Your task is to copy every line of the records below that contains "BITFINEX".

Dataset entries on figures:
.....
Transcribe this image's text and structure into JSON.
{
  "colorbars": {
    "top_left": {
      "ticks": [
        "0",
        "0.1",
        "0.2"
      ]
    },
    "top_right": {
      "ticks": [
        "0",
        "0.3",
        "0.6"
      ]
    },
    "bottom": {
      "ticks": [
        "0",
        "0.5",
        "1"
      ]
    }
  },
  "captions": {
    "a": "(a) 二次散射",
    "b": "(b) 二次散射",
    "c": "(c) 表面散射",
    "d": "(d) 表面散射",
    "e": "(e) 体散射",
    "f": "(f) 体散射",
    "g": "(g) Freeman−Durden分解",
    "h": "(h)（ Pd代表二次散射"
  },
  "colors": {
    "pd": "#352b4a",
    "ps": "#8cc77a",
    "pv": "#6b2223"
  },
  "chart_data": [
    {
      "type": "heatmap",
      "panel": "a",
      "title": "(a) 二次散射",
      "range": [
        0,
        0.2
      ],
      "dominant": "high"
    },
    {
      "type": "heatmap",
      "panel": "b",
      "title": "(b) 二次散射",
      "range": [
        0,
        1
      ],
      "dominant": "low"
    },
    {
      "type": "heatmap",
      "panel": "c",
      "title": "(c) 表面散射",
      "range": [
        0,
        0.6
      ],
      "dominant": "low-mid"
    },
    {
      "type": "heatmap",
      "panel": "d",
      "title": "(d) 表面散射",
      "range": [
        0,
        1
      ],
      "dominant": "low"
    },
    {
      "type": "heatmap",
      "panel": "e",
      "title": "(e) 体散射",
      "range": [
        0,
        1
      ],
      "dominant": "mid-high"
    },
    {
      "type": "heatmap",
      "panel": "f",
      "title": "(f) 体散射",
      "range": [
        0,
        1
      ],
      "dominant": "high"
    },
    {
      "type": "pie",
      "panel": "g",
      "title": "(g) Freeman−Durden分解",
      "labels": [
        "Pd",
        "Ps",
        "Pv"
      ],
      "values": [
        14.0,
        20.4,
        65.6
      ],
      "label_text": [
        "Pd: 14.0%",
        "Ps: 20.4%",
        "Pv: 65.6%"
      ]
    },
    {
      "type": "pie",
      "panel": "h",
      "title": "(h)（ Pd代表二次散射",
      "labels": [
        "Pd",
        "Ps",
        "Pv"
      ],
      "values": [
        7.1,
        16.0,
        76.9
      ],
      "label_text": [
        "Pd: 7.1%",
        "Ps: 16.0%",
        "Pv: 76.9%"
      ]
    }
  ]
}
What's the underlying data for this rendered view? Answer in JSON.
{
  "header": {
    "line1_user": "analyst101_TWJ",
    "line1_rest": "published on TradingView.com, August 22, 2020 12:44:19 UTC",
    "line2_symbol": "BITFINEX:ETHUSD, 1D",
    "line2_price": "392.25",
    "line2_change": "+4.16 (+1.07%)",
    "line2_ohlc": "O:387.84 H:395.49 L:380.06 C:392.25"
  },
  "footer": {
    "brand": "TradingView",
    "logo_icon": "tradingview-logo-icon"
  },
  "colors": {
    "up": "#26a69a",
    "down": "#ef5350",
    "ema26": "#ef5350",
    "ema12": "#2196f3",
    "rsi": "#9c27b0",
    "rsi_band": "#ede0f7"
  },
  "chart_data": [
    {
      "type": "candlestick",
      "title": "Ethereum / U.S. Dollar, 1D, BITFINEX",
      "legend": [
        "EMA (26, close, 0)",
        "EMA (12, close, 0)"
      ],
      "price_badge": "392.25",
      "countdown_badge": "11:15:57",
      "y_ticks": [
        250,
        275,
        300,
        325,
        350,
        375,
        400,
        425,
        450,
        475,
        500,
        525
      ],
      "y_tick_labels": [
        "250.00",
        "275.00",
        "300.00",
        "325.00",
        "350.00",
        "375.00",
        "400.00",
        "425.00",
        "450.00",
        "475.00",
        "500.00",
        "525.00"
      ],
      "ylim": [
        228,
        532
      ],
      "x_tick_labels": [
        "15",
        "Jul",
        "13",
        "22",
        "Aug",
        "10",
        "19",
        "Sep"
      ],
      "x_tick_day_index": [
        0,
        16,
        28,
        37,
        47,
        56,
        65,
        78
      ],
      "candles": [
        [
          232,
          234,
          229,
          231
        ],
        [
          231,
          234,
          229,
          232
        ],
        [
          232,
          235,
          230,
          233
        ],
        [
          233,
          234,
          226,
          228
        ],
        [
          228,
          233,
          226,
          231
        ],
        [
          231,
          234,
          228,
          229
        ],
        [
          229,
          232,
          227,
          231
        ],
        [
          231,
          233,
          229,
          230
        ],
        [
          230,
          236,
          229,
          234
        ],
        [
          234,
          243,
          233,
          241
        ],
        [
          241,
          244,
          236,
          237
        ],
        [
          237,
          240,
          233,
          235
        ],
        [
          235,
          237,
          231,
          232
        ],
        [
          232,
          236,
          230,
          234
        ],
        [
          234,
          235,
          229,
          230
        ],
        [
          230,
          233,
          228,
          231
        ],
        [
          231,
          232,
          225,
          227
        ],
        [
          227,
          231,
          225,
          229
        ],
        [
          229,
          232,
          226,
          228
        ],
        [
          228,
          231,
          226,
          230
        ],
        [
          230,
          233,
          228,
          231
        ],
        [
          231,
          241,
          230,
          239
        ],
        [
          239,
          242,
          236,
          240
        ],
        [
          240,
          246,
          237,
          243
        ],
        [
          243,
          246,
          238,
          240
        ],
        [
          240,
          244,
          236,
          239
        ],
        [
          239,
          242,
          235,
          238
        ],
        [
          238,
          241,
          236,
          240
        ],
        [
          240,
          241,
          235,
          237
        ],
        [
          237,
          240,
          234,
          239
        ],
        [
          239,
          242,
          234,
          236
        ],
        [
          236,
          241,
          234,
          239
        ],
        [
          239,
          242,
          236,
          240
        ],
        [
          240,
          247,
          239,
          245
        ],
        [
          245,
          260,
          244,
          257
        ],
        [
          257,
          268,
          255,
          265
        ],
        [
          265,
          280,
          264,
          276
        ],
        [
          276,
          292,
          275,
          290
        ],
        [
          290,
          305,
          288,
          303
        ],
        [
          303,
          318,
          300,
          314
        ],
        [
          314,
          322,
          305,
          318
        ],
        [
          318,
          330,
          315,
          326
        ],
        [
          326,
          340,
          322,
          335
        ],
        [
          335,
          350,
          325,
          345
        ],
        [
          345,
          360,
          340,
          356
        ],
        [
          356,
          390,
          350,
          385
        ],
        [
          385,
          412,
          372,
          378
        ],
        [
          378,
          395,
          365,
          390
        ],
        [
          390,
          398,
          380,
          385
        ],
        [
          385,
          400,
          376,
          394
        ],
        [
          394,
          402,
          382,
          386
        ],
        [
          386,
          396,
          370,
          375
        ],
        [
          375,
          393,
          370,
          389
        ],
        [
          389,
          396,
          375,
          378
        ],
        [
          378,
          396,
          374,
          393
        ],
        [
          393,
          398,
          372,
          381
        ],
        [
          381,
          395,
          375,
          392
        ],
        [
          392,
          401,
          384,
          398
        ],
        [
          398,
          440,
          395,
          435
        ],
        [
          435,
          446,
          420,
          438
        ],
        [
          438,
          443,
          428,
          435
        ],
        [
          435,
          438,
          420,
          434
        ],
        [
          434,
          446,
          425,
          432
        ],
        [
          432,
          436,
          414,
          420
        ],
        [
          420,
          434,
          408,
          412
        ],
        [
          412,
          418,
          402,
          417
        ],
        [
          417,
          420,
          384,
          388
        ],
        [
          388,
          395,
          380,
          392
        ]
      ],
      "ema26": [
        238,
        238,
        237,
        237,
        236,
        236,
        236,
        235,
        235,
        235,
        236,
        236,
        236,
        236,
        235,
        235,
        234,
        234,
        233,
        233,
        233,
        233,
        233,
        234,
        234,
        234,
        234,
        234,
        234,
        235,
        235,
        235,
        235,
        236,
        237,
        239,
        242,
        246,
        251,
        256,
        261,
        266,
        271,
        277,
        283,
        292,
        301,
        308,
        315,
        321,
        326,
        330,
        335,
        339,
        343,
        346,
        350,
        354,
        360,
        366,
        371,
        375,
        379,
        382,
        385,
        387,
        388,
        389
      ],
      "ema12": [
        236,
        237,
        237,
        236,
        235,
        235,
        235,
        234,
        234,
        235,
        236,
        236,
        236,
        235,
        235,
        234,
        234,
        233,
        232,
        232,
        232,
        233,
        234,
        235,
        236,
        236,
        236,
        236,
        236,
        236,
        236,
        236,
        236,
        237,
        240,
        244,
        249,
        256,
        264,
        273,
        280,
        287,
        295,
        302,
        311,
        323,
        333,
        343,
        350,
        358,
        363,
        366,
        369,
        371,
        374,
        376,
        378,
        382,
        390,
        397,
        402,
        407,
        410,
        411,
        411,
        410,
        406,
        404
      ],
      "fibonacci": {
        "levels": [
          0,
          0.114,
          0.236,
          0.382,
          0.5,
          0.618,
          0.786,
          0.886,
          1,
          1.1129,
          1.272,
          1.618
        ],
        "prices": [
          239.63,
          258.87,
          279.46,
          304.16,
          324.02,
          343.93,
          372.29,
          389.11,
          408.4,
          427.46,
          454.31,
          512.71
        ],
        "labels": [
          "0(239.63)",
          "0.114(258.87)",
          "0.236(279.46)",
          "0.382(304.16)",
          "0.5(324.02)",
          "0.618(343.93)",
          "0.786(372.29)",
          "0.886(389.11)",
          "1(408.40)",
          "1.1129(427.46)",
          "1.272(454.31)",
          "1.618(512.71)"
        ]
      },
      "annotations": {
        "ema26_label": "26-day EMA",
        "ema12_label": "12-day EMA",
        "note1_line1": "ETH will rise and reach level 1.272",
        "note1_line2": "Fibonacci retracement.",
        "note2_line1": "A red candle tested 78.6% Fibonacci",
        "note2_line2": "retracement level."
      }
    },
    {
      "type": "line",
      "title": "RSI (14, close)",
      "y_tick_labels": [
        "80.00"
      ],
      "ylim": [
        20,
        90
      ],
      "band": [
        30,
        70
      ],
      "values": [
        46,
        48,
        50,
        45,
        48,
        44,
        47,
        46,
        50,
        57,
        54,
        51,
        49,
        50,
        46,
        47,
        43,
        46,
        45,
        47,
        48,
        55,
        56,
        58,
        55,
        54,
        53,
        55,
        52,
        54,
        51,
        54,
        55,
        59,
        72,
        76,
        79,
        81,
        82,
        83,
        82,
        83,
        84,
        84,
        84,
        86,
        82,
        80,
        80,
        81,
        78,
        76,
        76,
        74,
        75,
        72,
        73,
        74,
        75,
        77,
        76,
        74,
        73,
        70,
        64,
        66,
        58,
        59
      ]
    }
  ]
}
.....
▶ SOLUTION
    "line2_symbol": "BITFINEX:ETHUSD, 1D",
      "title": "Ethereum / U.S. Dollar, 1D, BITFINEX",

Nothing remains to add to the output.